_EXERCISE DESCRIPTION_:
Can you find the lines of the listing that include "χώρας" and copy every one?

Entries from a dataset:
━━━━━━━━━━━━━━━━

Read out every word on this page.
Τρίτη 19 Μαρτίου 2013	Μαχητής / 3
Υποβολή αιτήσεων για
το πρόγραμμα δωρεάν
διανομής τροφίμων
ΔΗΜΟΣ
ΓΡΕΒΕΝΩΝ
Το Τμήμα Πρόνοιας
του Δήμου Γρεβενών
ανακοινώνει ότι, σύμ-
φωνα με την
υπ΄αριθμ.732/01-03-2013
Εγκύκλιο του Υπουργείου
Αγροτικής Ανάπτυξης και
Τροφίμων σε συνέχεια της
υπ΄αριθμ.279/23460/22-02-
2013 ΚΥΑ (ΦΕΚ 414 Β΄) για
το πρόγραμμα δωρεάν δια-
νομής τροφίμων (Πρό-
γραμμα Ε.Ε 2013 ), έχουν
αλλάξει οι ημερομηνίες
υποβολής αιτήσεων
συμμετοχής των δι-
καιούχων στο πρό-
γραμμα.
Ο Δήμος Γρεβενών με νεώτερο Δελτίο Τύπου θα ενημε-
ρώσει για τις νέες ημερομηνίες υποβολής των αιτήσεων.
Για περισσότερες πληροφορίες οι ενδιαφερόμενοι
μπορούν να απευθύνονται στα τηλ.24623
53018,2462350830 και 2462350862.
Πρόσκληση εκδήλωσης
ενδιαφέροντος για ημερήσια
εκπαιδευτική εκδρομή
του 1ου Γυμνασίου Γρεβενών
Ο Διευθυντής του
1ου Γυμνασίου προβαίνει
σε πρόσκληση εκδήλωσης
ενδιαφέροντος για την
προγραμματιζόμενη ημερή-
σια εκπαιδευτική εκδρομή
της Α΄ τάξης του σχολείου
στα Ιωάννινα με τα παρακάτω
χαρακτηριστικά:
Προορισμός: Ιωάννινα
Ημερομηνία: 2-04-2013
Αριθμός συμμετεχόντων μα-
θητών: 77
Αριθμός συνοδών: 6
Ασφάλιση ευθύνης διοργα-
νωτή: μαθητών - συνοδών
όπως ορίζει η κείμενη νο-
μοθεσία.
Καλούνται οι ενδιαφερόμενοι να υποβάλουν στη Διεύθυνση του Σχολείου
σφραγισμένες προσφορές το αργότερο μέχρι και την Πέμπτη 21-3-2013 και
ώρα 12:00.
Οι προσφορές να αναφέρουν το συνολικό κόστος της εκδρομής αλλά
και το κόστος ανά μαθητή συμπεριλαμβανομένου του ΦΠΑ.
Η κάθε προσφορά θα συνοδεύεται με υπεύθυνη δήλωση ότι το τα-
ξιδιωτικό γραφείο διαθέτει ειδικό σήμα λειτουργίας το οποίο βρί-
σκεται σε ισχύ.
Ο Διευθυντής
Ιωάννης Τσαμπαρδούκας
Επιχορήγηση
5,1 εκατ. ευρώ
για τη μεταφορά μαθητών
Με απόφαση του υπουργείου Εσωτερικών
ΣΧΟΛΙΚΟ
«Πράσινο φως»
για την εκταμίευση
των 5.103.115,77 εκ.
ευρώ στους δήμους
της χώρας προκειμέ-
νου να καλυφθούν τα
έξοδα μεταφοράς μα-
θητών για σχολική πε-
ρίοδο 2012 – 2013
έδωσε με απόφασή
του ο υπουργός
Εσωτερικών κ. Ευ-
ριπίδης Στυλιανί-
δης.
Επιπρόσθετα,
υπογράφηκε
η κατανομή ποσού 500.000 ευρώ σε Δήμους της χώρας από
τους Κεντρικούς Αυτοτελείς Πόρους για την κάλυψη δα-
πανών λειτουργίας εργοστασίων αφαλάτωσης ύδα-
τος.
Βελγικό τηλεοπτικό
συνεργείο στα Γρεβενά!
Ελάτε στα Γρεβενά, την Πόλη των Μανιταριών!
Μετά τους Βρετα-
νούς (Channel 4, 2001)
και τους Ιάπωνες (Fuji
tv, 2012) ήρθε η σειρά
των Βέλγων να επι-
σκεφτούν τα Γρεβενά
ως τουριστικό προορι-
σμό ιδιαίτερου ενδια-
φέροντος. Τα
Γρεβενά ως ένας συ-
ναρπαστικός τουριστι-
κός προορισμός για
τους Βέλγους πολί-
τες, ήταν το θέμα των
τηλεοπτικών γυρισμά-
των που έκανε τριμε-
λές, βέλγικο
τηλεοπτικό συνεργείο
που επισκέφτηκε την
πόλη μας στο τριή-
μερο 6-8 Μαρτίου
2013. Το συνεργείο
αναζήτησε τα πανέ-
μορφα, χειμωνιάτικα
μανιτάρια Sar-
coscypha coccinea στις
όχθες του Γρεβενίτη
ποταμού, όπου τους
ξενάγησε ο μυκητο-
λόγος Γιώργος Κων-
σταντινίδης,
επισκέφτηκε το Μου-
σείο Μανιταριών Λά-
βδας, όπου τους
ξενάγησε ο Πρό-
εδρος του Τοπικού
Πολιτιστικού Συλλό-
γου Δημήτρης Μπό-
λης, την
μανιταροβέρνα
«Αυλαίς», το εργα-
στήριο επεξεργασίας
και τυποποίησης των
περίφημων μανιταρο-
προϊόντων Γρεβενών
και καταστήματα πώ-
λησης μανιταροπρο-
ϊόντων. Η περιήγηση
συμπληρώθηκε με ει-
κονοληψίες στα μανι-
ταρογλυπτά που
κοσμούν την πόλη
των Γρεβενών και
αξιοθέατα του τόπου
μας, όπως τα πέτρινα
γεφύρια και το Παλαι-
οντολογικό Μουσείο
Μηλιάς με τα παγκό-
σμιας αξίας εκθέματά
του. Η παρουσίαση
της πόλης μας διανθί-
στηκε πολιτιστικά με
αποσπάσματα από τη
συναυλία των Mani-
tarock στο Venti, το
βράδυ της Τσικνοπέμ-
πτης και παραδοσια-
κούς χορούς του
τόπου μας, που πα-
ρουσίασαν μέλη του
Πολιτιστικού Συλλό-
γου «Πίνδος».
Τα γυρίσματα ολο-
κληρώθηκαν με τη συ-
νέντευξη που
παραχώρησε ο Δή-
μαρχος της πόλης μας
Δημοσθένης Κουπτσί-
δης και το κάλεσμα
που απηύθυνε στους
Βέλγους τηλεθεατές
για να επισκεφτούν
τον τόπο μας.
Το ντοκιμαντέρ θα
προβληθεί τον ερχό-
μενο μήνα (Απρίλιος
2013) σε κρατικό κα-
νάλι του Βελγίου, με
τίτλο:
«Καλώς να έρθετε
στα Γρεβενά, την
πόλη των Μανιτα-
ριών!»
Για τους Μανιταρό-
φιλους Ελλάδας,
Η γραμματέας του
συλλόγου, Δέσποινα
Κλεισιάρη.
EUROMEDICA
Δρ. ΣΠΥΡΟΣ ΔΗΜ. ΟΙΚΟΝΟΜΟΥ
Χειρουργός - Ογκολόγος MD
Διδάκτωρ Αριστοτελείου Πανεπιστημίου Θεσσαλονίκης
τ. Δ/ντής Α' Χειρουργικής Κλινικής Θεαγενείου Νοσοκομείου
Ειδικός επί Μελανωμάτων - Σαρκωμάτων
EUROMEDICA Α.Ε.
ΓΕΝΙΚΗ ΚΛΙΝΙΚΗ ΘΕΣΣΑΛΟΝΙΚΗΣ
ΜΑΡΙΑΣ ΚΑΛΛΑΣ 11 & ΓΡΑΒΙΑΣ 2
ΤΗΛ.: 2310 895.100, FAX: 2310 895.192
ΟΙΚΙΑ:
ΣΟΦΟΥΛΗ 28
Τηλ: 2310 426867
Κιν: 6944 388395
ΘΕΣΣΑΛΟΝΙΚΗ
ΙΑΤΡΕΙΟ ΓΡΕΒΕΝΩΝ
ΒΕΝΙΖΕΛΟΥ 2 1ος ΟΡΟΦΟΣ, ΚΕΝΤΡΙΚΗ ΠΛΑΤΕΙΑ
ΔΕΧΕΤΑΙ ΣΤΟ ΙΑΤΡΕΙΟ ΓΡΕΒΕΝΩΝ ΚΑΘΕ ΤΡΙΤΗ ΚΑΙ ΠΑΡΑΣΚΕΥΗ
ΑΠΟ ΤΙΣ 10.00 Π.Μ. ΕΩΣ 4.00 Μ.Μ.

━━━━━━━━━━━━━━━━

_RESULT_:
της χώρας προκειμέ-
η κατανομή ποσού 500.000 ευρώ σε Δήμους της χώρας από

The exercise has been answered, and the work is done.